> 本文抜粋
* * * *
これまでの「利益の配当」は、「剰余金の配当」に変っています。
仕訳処理は次のとおりです(未処分利益が繰越利益剰余金に変っただけです)。

(借)繰越利益剰余金××× (貸)未払配当金×××

簿記論と直接的な関連はありませんが、会社法の施行により株主総会の決議でいつでも配当を行うことができるようになりました。
一定の会社には、取締役会による中間配当の制度もあります。
問題文が微妙に変るという変化はあるかもしれませんが、中間配当についても大きな違いはありません(中間配当額といった間接的勘定を使用することはなくなりました)。

(借)繰越利益剰余金××× (貸)未払中間配当金×××

平成13年(だったかな)に資本準備金を取崩し、これを配当原資にできるようになりました。
それまでは、何らかの意味で「利益の配当」でよかった訳です。
しかし、資本金や資本準備金を取崩したもの(資本金及び資本準備金減少差益)は、いかなる意味においても利益ではありません。
これを「利益の配当」と言うのはまずいということでの「剰余金の配当」への変更といったところでしょうか。
この点に関しては、以前からまるで承服できていないのですが、私が承服するかどうかと会社法がどうなるかはまるで関係がないのが残念です。

平成19年からの変更点(資本金の額)

必ずしも大きな変更という訳ではありませんが、増資等があった場合の資本金の額は、これまでの株式の「発行価額」から「払込金額」に変更されました。
一般的には、増資等の手続きは、払込→株式の発行という手順を踏みます。
* * * *
> データ抜粋
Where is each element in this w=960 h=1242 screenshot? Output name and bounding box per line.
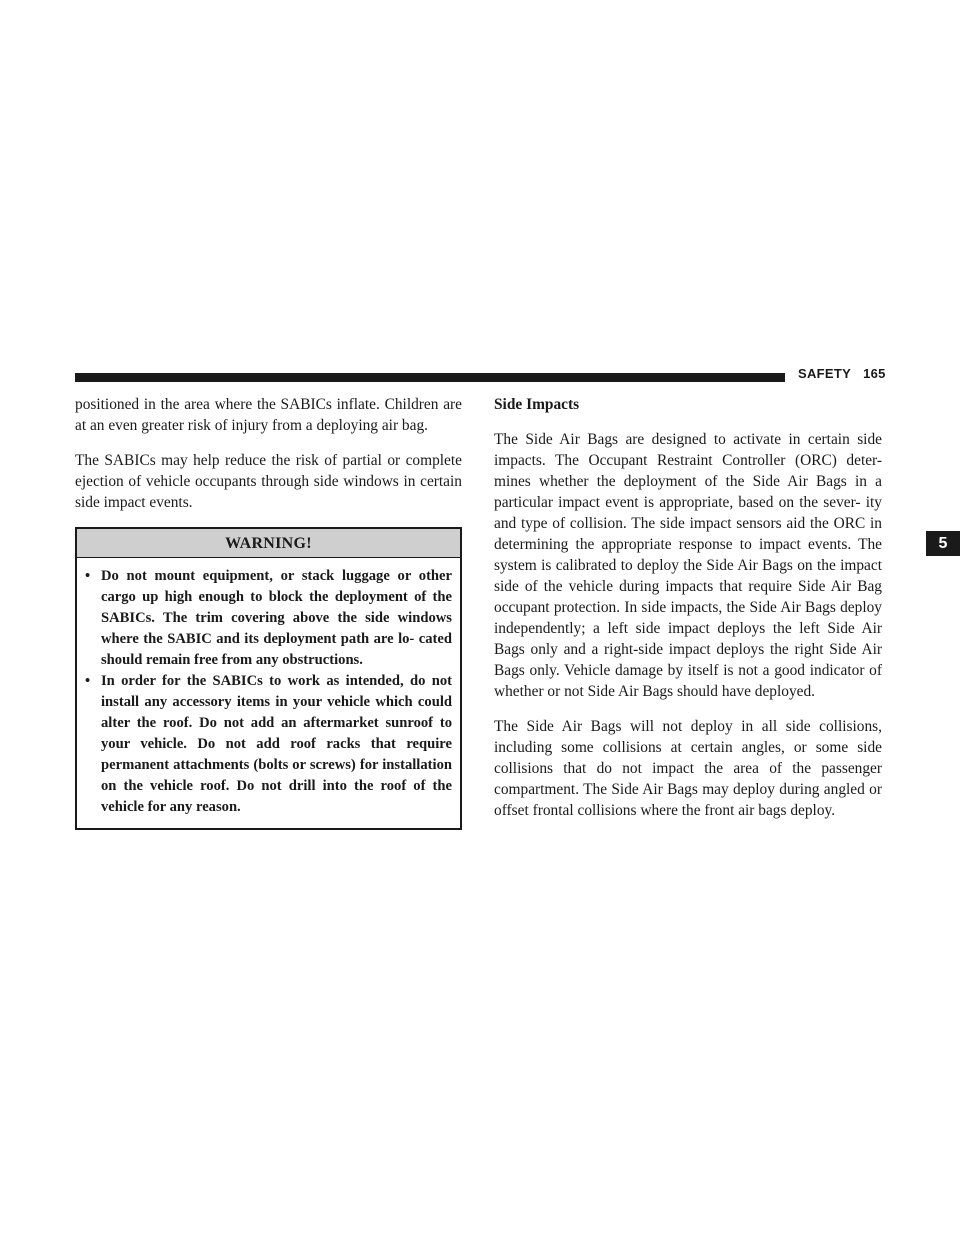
* * * *
> 実施事項
[a] 剰余金の配当に関する文章によると、増資等があった場合の資本金の額は、何から何に変更されましたか。
[b] 剰余金の配当に関する文章を、最後の文に続けて書き継いでください。

> 課題別の結果
[a] 株式の「発行価額」から「払込金額」に変更されました。

[b]
株を発行したけど、払い込まれない場合がないのが前提ということを考えますと、必ずしも実質的に大きな違いがある訳ではないようです。

なお、新株式申込証拠金を資本金に振替える日は(これは以前からですが)、「払込期日の翌日」ではなく、「払込期日」になっています。

資本金に計上しないことができるのが払込金額の2分の1以下であるのは、従来と同様です。
資本金に組入れなかった金額(増資等の場合は株式払込剰余金)は、資本準備金として計上します。

あと、勘定科目の話ですが、これまでは、株式払込剰余金の方が一般的でした。
ただ、資本剰余金から配当を行った場合に準備金として資本準備金を積立てます。
この積立てた金額は、資本準備金勘定で処理せざるを得ないでしょう。
ここだけ資本準備金で、あとは株式払込剰余金というのも不自然で、すべて資本準備金という「勘定科目」の使い方が一般化するのではないかと思っています。
というか、「資本準備金」ということでよろしくお願いいたします。


で、こちらもどうか一つよろしくお願いいたします。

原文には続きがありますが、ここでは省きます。